THE TASK » Leave the pictures out, and retype all of the material exactly as written.

begin INPUT RECORDS

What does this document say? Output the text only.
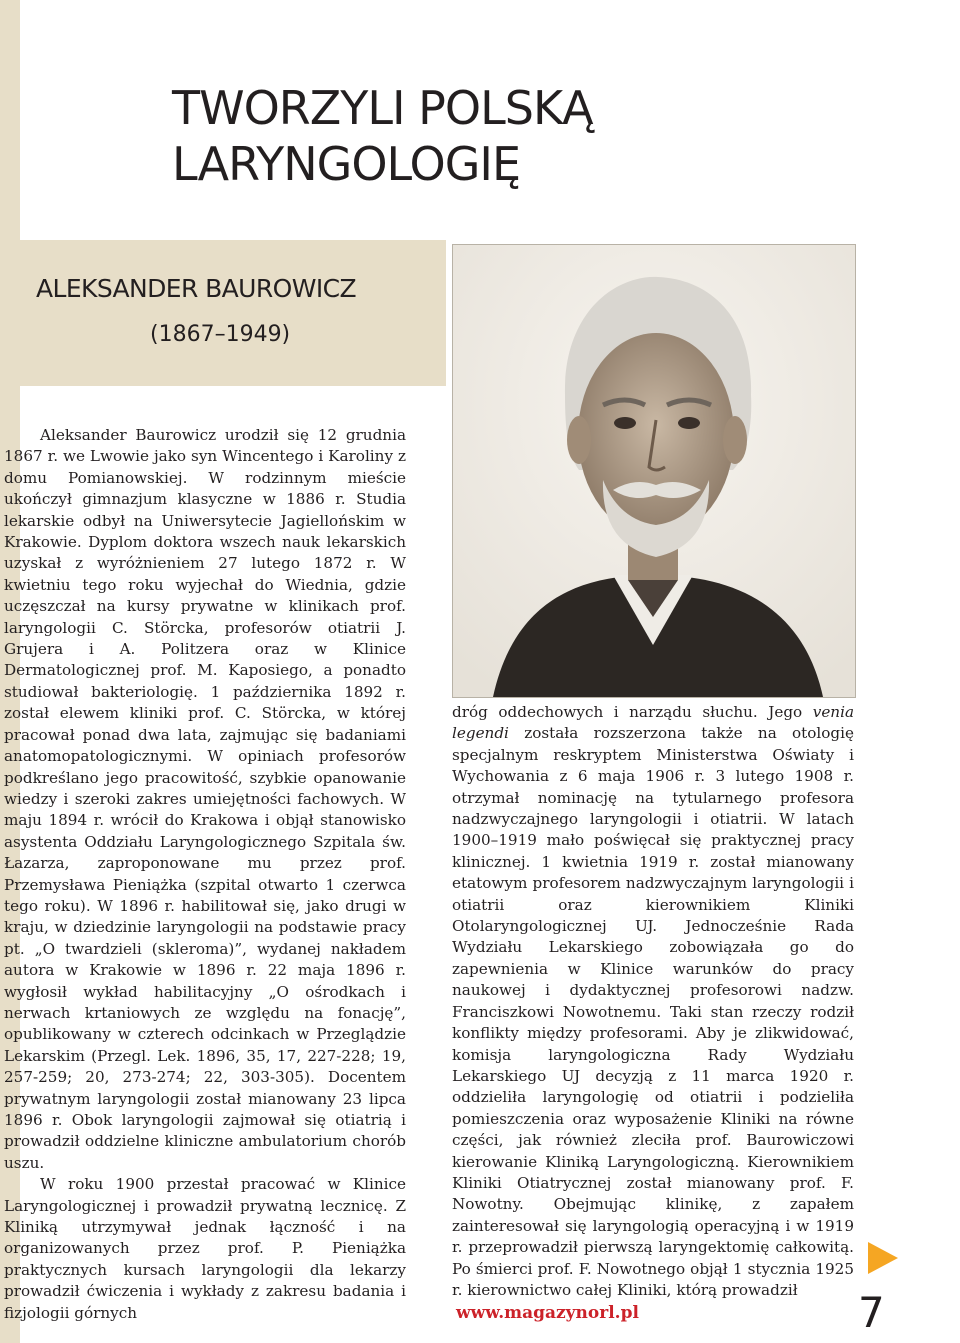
TWORZYLI POLSKĄ
LARYNGOLOGIĘ
ALEKSANDER BAUROWICZ
(1867–1949)

Aleksander Baurowicz urodził się 12 grudnia 1867 r. we Lwowie jako syn Wincentego i Karoliny z domu Pomianowskiej. W rodzinnym mieście ukończył gimnazjum klasyczne w 1886 r. Studia lekarskie odbył na Uniwersytecie Jagiellońskim w Krakowie. Dyplom doktora wszech nauk lekarskich uzyskał z wyróżnieniem 27 lutego 1872 r. W kwietniu tego roku wyjechał do Wiednia, gdzie uczęszczał na kursy prywatne w klinikach prof. laryngologii C. Störcka, profesorów otiatrii J. Grujera i A. Politzera oraz w Klinice Dermatologicznej prof. M. Kaposiego, a ponadto studiował bakteriologię. 1 października 1892 r. został elewem kliniki prof. C. Störcka, w której pracował ponad dwa lata, zajmując się badaniami anatomopatologicznymi. W opiniach profesorów podkreślano jego pracowitość, szybkie opanowanie wiedzy i szeroki zakres umiejętności fachowych. W maju 1894 r. wrócił do Krakowa i objął stanowisko asystenta Oddziału Laryngologicznego Szpitala św. Łazarza, zaproponowane mu przez prof. Przemysława Pieniążka (szpital otwarto 1 czerwca tego roku). W 1896 r. habilitował się, jako drugi w kraju, w dziedzinie laryngologii na podstawie pracy pt. „O twardzieli (skleroma)”, wydanej nakładem autora w Krakowie w 1896 r. 22 maja 1896 r. wygłosił wykład habilitacyjny „O ośrodkach i nerwach krtaniowych ze względu na fonację”, opublikowany w czterech odcinkach w Przeglądzie Lekarskim (Przegl. Lek. 1896, 35, 17, 227-228; 19, 257-259; 20, 273-274; 22, 303-305). Docentem prywatnym laryngologii został mianowany 23 lipca 1896 r. Obok laryngologii zajmował się otiatrią i prowadził oddzielne kliniczne ambulatorium chorób uszu.

W roku 1900 przestał pracować w Klinice Laryngologicznej i prowadził prywatną lecznicę. Z Kliniką utrzymywał jednak łączność i na organizowanych przez prof. P. Pieniążka praktycznych kursach laryngologii dla lekarzy prowadził ćwiczenia i wykłady z zakresu badania i fizjologii górnych

dróg oddechowych i narządu słuchu. Jego venia legendi została rozszerzona także na otologię specjalnym reskryptem Ministerstwa Oświaty i Wychowania z 6 maja 1906 r. 3 lutego 1908 r. otrzymał nominację na tytularnego profesora nadzwyczajnego laryngologii i otiatrii. W latach 1900–1919 mało poświęcał się praktycznej pracy klinicznej. 1 kwietnia 1919 r. został mianowany etatowym profesorem nadzwyczajnym laryngologii i otiatrii oraz kierownikiem Kliniki Otolaryngologicznej UJ. Jednocześnie Rada Wydziału Lekarskiego zobowiązała go do zapewnienia w Klinice warunków do pracy naukowej i dydaktycznej profesorowi nadzw. Franciszkowi Nowotnemu. Taki stan rzeczy rodził konflikty między profesorami. Aby je zlikwidować, komisja laryngologiczna Rady Wydziału Lekarskiego UJ decyzją z 11 marca 1920 r. oddzieliła laryngologię od otiatrii i podzieliła pomieszczenia oraz wyposażenie Kliniki na równe części, jak również zleciła prof. Baurowiczowi kierowanie Kliniką Laryngologiczną. Kierownikiem Kliniki Otiatrycznej został mianowany prof. F. Nowotny. Obejmując klinikę, z zapałem zainteresował się laryngologią operacyjną i w 1919 r. przeprowadził pierwszą laryngektomię całkowitą. Po śmierci prof. F. Nowotnego objął 1 stycznia 1925 r. kierownictwo całej Kliniki, którą prowadził

www.magazynorl.pl	7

end INPUT RECORDS

ANSWER TO THE EXERCISE »
What does this document say? Output the text only.
TWORZYLI POLSKĄ
LARYNGOLOGIĘ
ALEKSANDER BAUROWICZ
(1867–1949)

Aleksander Baurowicz urodził się 12 grudnia 1867 r. we Lwowie jako syn Wincentego i Karoliny z domu Pomianowskiej. W rodzinnym mieście ukończył gimnazjum klasyczne w 1886 r. Studia lekarskie odbył na Uniwersytecie Jagiellońskim w Krakowie. Dyplom doktora wszech nauk lekarskich uzyskał z wyróżnieniem 27 lutego 1872 r. W kwietniu tego roku wyjechał do Wiednia, gdzie uczęszczał na kursy prywatne w klinikach prof. laryngologii C. Störcka, profesorów otiatrii J. Grujera i A. Politzera oraz w Klinice Dermatologicznej prof. M. Kaposiego, a ponadto studiował bakteriologię. 1 października 1892 r. został elewem kliniki prof. C. Störcka, w której pracował ponad dwa lata, zajmując się badaniami anatomopatologicznymi. W opiniach profesorów podkreślano jego pracowitość, szybkie opanowanie wiedzy i szeroki zakres umiejętności fachowych. W maju 1894 r. wrócił do Krakowa i objął stanowisko asystenta Oddziału Laryngologicznego Szpitala św. Łazarza, zaproponowane mu przez prof. Przemysława Pieniążka (szpital otwarto 1 czerwca tego roku). W 1896 r. habilitował się, jako drugi w kraju, w dziedzinie laryngologii na podstawie pracy pt. „O twardzieli (skleroma)”, wydanej nakładem autora w Krakowie w 1896 r. 22 maja 1896 r. wygłosił wykład habilitacyjny „O ośrodkach i nerwach krtaniowych ze względu na fonację”, opublikowany w czterech odcinkach w Przeglądzie Lekarskim (Przegl. Lek. 1896, 35, 17, 227-228; 19, 257-259; 20, 273-274; 22, 303-305). Docentem prywatnym laryngologii został mianowany 23 lipca 1896 r. Obok laryngologii zajmował się otiatrią i prowadził oddzielne kliniczne ambulatorium chorób uszu.

W roku 1900 przestał pracować w Klinice Laryngologicznej i prowadził prywatną lecznicę. Z Kliniką utrzymywał jednak łączność i na organizowanych przez prof. P. Pieniążka praktycznych kursach laryngologii dla lekarzy prowadził ćwiczenia i wykłady z zakresu badania i fizjologii górnych

dróg oddechowych i narządu słuchu. Jego venia legendi została rozszerzona także na otologię specjalnym reskryptem Ministerstwa Oświaty i Wychowania z 6 maja 1906 r. 3 lutego 1908 r. otrzymał nominację na tytularnego profesora nadzwyczajnego laryngologii i otiatrii. W latach 1900–1919 mało poświęcał się praktycznej pracy klinicznej. 1 kwietnia 1919 r. został mianowany etatowym profesorem nadzwyczajnym laryngologii i otiatrii oraz kierownikiem Kliniki Otolaryngologicznej UJ. Jednocześnie Rada Wydziału Lekarskiego zobowiązała go do zapewnienia w Klinice warunków do pracy naukowej i dydaktycznej profesorowi nadzw. Franciszkowi Nowotnemu. Taki stan rzeczy rodził konflikty między profesorami. Aby je zlikwidować, komisja laryngologiczna Rady Wydziału Lekarskiego UJ decyzją z 11 marca 1920 r. oddzieliła laryngologię od otiatrii i podzieliła pomieszczenia oraz wyposażenie Kliniki na równe części, jak również zleciła prof. Baurowiczowi kierowanie Kliniką Laryngologiczną. Kierownikiem Kliniki Otiatrycznej został mianowany prof. F. Nowotny. Obejmując klinikę, z zapałem zainteresował się laryngologią operacyjną i w 1919 r. przeprowadził pierwszą laryngektomię całkowitą. Po śmierci prof. F. Nowotnego objął 1 stycznia 1925 r. kierownictwo całej Kliniki, którą prowadził

www.magazynorl.pl	7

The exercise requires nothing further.